For the material that follows, list every line containing the word "характерных".

**THE RECORDS**
:::

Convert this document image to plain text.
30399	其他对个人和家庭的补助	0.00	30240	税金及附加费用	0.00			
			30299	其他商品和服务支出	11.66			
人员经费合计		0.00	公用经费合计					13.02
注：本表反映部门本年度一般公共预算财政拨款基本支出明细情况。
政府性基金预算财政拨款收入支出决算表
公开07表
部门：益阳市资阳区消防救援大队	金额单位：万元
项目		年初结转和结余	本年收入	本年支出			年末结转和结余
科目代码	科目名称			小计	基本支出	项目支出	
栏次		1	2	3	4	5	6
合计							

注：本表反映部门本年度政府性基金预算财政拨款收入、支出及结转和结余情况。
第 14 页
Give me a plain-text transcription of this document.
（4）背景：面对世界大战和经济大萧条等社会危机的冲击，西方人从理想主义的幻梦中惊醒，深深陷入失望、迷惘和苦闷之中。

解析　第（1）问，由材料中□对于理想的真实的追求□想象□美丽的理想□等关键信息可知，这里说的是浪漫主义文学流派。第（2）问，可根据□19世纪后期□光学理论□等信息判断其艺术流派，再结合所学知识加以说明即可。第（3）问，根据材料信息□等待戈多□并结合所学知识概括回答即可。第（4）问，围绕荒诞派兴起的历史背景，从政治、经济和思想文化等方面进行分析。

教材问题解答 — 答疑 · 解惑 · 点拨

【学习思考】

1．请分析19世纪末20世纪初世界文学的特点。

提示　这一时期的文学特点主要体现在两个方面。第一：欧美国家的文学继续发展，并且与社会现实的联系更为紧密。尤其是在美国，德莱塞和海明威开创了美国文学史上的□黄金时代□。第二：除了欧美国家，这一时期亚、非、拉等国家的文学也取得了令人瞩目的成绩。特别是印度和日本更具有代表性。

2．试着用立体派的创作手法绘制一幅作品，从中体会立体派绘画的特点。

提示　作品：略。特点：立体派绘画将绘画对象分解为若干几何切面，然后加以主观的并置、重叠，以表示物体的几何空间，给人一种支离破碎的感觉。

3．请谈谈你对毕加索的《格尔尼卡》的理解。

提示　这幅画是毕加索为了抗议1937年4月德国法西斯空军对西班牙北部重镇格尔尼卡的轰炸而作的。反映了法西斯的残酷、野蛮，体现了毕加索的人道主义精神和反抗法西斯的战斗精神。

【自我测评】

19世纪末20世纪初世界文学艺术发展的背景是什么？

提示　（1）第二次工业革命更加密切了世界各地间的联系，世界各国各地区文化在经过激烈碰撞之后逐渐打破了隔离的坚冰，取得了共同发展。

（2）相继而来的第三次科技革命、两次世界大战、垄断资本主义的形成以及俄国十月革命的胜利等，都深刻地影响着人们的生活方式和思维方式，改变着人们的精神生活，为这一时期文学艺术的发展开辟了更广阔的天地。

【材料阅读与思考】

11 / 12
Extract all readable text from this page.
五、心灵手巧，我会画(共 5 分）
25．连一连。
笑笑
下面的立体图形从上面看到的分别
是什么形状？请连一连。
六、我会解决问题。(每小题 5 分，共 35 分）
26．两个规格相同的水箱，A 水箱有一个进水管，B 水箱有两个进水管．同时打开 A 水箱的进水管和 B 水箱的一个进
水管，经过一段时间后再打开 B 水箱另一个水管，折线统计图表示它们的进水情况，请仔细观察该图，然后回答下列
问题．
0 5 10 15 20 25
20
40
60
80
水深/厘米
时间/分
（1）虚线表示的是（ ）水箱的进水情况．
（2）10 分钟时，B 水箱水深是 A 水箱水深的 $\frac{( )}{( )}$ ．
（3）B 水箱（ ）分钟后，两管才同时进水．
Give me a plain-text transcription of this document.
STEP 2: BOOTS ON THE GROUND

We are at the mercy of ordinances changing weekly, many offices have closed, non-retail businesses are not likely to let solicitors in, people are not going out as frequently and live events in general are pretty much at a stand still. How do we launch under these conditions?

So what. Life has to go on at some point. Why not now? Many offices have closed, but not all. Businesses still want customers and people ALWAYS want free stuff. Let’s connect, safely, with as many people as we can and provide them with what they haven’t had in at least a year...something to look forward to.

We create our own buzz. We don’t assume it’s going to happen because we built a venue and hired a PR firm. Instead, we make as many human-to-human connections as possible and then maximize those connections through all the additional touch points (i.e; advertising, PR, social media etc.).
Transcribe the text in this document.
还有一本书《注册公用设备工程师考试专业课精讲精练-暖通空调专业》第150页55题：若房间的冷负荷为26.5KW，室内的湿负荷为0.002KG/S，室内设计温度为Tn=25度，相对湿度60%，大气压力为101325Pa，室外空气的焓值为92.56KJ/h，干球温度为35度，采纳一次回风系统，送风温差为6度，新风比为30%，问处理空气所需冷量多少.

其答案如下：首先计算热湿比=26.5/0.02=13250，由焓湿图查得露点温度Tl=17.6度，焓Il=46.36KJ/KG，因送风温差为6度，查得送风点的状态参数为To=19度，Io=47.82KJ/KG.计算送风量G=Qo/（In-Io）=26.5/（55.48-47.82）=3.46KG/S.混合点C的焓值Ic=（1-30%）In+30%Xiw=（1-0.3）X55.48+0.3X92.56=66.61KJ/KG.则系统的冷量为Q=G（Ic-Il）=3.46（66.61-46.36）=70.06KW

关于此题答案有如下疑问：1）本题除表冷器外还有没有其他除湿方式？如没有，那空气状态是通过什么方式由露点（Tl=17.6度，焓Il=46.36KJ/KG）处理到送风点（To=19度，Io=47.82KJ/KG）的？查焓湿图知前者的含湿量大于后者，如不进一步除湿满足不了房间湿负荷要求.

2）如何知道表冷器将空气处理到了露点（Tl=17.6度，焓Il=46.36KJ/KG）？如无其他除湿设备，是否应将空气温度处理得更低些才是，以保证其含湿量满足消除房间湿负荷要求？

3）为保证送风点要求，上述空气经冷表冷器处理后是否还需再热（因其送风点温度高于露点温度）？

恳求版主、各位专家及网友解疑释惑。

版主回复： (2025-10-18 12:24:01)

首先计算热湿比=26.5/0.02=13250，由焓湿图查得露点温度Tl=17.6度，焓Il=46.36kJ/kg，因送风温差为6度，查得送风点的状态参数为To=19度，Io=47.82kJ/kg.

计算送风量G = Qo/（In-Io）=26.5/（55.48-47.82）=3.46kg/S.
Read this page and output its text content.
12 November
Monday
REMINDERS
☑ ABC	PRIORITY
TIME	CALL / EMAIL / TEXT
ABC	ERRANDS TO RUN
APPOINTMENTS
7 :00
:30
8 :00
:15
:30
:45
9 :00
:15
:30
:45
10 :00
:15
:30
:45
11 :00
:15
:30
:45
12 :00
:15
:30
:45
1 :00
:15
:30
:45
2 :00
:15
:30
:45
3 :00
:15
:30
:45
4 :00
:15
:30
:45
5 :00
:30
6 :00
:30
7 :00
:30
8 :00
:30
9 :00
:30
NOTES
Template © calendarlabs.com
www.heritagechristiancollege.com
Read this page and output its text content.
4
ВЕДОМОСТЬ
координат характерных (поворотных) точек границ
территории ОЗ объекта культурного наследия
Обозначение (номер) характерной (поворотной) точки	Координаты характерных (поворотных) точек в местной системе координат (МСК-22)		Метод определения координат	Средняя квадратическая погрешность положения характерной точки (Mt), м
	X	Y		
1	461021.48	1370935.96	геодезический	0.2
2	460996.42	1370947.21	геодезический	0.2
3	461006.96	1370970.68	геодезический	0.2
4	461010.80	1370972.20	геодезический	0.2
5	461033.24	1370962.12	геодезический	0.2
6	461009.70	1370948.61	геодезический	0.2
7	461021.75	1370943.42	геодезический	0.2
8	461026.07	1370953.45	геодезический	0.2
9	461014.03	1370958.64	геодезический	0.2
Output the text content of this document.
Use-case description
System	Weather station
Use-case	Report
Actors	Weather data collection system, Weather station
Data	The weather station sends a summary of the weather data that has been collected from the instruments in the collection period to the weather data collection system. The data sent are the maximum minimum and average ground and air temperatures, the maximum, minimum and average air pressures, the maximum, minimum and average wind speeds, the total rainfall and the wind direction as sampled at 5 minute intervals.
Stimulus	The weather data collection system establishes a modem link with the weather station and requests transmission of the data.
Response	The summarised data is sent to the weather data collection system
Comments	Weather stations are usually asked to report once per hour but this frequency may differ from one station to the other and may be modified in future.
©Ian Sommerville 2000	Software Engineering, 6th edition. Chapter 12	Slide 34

:::

**TASK OUTPUT**
координат характерных (поворотных) точек границ
Обозначение (номер) характерной (поворотной) точки	Координаты характерных (поворотных) точек в местной системе координат (МСК-22)		Метод определения координат	Средняя квадратическая погрешность положения характерной точки (Mt), м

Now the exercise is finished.